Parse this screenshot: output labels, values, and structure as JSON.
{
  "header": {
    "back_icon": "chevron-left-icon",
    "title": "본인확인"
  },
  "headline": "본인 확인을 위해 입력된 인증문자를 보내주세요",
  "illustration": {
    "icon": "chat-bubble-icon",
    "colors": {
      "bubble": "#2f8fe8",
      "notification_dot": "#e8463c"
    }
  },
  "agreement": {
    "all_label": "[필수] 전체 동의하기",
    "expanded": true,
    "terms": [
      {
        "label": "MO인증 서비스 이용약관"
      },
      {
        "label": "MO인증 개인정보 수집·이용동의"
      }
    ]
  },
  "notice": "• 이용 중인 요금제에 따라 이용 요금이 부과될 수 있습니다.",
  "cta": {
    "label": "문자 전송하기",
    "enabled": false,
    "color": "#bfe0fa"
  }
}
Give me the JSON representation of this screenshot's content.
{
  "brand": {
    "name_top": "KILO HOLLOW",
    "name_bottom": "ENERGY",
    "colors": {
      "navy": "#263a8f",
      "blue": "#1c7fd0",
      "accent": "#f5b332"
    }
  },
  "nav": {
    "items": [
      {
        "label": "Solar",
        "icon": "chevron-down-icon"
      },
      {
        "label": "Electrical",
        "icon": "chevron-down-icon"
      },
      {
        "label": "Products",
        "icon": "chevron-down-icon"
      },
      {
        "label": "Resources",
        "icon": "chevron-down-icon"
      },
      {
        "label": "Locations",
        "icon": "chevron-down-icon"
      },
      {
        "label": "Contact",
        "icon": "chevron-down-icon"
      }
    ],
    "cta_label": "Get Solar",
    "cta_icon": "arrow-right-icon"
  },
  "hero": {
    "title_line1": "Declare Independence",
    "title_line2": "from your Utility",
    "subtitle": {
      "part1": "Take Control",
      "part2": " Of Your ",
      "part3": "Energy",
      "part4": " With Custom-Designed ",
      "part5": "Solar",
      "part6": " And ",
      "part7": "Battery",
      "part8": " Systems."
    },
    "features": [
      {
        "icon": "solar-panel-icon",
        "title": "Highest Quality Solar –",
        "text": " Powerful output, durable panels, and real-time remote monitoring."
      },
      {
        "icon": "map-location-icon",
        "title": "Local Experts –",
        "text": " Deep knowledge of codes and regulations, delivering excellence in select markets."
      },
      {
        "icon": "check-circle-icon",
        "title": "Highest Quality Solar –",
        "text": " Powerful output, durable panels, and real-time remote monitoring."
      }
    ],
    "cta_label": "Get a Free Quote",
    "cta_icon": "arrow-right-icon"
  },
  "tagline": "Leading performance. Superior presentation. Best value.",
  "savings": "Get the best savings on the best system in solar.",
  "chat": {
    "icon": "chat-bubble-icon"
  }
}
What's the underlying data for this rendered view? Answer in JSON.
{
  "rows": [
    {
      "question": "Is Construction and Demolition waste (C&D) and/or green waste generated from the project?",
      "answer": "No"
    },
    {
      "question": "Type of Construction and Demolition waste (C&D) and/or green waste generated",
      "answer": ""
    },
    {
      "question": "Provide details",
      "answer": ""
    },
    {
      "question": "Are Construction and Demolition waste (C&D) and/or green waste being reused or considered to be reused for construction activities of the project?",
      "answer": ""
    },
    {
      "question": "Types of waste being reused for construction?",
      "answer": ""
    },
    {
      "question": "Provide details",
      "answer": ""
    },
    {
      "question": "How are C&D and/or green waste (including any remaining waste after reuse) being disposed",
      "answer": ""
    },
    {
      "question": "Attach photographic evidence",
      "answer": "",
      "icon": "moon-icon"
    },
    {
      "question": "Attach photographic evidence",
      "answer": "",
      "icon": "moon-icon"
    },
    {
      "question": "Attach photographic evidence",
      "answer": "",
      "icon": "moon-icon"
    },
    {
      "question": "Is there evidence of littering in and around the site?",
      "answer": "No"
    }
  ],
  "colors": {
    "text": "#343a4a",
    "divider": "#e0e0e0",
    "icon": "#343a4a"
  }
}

(TASK TO COMPLETE)
Write out every entry again, keeping each line exactly the same.

(OUTPUT)
Parse this screenshot: output labels, values, and structure as JSON.
{
  "header": {
    "back_icon": "chevron-left-icon",
    "title": "본인확인"
  },
  "headline": "본인 확인을 위해 입력된 인증문자를 보내주세요",
  "illustration": {
    "icon": "chat-bubble-icon",
    "colors": {
      "bubble": "#2f8fe8",
      "notification_dot": "#e8463c"
    }
  },
  "agreement": {
    "all_label": "[필수] 전체 동의하기",
    "expanded": true,
    "terms": [
      {
        "label": "MO인증 서비스 이용약관"
      },
      {
        "label": "MO인증 개인정보 수집·이용동의"
      }
    ]
  },
  "notice": "• 이용 중인 요금제에 따라 이용 요금이 부과될 수 있습니다.",
  "cta": {
    "label": "문자 전송하기",
    "enabled": false,
    "color": "#bfe0fa"
  }
}
Give me the JSON representation of this screenshot's content.
{
  "brand": {
    "name_top": "KILO HOLLOW",
    "name_bottom": "ENERGY",
    "colors": {
      "navy": "#263a8f",
      "blue": "#1c7fd0",
      "accent": "#f5b332"
    }
  },
  "nav": {
    "items": [
      {
        "label": "Solar",
        "icon": "chevron-down-icon"
      },
      {
        "label": "Electrical",
        "icon": "chevron-down-icon"
      },
      {
        "label": "Products",
        "icon": "chevron-down-icon"
      },
      {
        "label": "Resources",
        "icon": "chevron-down-icon"
      },
      {
        "label": "Locations",
        "icon": "chevron-down-icon"
      },
      {
        "label": "Contact",
        "icon": "chevron-down-icon"
      }
    ],
    "cta_label": "Get Solar",
    "cta_icon": "arrow-right-icon"
  },
  "hero": {
    "title_line1": "Declare Independence",
    "title_line2": "from your Utility",
    "subtitle": {
      "part1": "Take Control",
      "part2": " Of Your ",
      "part3": "Energy",
      "part4": " With Custom-Designed ",
      "part5": "Solar",
      "part6": " And ",
      "part7": "Battery",
      "part8": " Systems."
    },
    "features": [
      {
        "icon": "solar-panel-icon",
        "title": "Highest Quality Solar –",
        "text": " Powerful output, durable panels, and real-time remote monitoring."
      },
      {
        "icon": "map-location-icon",
        "title": "Local Experts –",
        "text": " Deep knowledge of codes and regulations, delivering excellence in select markets."
      },
      {
        "icon": "check-circle-icon",
        "title": "Highest Quality Solar –",
        "text": " Powerful output, durable panels, and real-time remote monitoring."
      }
    ],
    "cta_label": "Get a Free Quote",
    "cta_icon": "arrow-right-icon"
  },
  "tagline": "Leading performance. Superior presentation. Best value.",
  "savings": "Get the best savings on the best system in solar.",
  "chat": {
    "icon": "chat-bubble-icon"
  }
}
What's the underlying data for this rendered view? Answer in JSON.
{
  "rows": [
    {
      "question": "Is Construction and Demolition waste (C&D) and/or green waste generated from the project?",
      "answer": "No"
    },
    {
      "question": "Type of Construction and Demolition waste (C&D) and/or green waste generated",
      "answer": ""
    },
    {
      "question": "Provide details",
      "answer": ""
    },
    {
      "question": "Are Construction and Demolition waste (C&D) and/or green waste being reused or considered to be reused for construction activities of the project?",
      "answer": ""
    },
    {
      "question": "Types of waste being reused for construction?",
      "answer": ""
    },
    {
      "question": "Provide details",
      "answer": ""
    },
    {
      "question": "How are C&D and/or green waste (including any remaining waste after reuse) being disposed",
      "answer": ""
    },
    {
      "question": "Attach photographic evidence",
      "answer": "",
      "icon": "moon-icon"
    },
    {
      "question": "Attach photographic evidence",
      "answer": "",
      "icon": "moon-icon"
    },
    {
      "question": "Attach photographic evidence",
      "answer": "",
      "icon": "moon-icon"
    },
    {
      "question": "Is there evidence of littering in and around the site?",
      "answer": "No"
    }
  ],
  "colors": {
    "text": "#343a4a",
    "divider": "#e0e0e0",
    "icon": "#343a4a"
  }
}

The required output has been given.